§ Exercise requirements
Give only the number of lines in these records that contain the word "decoration".

(Items from a dataset)

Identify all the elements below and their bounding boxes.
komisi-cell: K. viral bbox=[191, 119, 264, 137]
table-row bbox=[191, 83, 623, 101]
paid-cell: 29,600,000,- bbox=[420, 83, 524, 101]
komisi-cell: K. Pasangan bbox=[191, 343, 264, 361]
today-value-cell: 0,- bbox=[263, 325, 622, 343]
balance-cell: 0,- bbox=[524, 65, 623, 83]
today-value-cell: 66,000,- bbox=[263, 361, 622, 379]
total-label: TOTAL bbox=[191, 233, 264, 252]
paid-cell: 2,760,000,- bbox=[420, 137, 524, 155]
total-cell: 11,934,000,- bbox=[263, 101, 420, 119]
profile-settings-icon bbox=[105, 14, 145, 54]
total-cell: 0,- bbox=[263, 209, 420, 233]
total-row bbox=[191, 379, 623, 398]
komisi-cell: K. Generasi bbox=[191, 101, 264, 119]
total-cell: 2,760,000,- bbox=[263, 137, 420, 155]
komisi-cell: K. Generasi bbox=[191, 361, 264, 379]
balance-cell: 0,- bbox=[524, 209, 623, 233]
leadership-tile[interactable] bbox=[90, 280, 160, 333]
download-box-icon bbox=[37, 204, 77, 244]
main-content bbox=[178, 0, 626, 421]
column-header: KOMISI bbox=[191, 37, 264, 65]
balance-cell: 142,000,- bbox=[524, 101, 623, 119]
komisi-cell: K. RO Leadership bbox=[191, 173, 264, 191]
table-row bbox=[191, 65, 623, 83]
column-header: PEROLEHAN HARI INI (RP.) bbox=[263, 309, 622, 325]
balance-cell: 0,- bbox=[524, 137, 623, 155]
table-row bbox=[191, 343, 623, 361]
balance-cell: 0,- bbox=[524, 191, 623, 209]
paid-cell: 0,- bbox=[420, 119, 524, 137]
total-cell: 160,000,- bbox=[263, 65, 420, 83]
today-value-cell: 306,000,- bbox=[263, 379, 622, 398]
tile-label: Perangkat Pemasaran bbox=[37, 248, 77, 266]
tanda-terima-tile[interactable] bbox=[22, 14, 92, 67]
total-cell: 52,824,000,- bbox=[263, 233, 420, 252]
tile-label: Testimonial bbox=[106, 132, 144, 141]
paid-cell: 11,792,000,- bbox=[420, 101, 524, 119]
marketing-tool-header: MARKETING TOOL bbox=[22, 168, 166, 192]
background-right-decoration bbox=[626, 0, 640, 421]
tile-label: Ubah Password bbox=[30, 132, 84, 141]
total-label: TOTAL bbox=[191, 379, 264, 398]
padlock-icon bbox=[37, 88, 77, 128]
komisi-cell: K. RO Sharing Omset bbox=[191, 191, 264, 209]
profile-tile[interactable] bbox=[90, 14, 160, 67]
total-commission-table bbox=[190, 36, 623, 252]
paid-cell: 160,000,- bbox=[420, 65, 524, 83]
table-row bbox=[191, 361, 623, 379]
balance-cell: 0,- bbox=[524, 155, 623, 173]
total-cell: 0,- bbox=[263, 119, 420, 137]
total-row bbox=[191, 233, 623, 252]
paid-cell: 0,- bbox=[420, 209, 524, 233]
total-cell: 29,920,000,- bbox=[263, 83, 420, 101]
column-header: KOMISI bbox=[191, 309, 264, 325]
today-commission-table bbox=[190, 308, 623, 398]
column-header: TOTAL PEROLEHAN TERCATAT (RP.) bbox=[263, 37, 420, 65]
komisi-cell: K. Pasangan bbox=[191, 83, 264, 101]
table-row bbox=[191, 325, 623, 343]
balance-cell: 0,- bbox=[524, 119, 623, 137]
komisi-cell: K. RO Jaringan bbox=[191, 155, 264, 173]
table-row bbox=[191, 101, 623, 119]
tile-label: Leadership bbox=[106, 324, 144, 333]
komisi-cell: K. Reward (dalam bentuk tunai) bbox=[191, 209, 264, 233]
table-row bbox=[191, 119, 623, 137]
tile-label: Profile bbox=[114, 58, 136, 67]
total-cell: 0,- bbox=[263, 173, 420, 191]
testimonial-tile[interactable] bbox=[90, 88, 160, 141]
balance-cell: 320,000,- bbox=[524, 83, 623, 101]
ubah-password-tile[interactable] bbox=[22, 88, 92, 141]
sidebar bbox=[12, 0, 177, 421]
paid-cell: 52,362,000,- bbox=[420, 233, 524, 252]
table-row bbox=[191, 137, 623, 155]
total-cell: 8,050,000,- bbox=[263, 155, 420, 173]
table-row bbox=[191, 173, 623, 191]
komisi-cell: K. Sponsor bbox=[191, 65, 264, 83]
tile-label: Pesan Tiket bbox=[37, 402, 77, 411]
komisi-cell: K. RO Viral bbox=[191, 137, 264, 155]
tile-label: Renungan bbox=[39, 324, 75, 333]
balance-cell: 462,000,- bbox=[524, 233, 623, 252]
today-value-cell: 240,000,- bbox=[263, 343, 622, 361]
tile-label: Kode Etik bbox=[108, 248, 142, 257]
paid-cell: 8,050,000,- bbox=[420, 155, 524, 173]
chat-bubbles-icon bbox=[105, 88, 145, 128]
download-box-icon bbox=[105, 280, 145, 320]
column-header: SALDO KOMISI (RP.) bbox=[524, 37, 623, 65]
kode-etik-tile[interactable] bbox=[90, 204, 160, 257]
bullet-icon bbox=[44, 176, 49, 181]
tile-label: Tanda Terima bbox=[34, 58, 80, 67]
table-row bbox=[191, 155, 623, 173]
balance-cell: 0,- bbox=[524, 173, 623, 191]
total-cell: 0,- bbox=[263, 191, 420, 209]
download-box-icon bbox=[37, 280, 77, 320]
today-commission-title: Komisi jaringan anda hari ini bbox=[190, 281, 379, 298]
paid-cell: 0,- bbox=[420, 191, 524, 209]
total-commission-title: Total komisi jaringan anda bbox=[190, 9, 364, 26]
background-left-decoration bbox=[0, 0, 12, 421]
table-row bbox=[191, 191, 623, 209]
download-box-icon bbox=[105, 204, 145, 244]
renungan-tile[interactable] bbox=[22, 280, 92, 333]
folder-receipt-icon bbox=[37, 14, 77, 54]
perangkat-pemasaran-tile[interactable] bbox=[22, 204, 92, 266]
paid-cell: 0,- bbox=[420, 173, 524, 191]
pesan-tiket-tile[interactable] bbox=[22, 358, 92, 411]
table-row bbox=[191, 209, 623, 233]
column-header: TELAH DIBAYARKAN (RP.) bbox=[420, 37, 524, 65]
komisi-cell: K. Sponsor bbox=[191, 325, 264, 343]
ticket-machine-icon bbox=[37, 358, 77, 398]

§ Exercise solution
2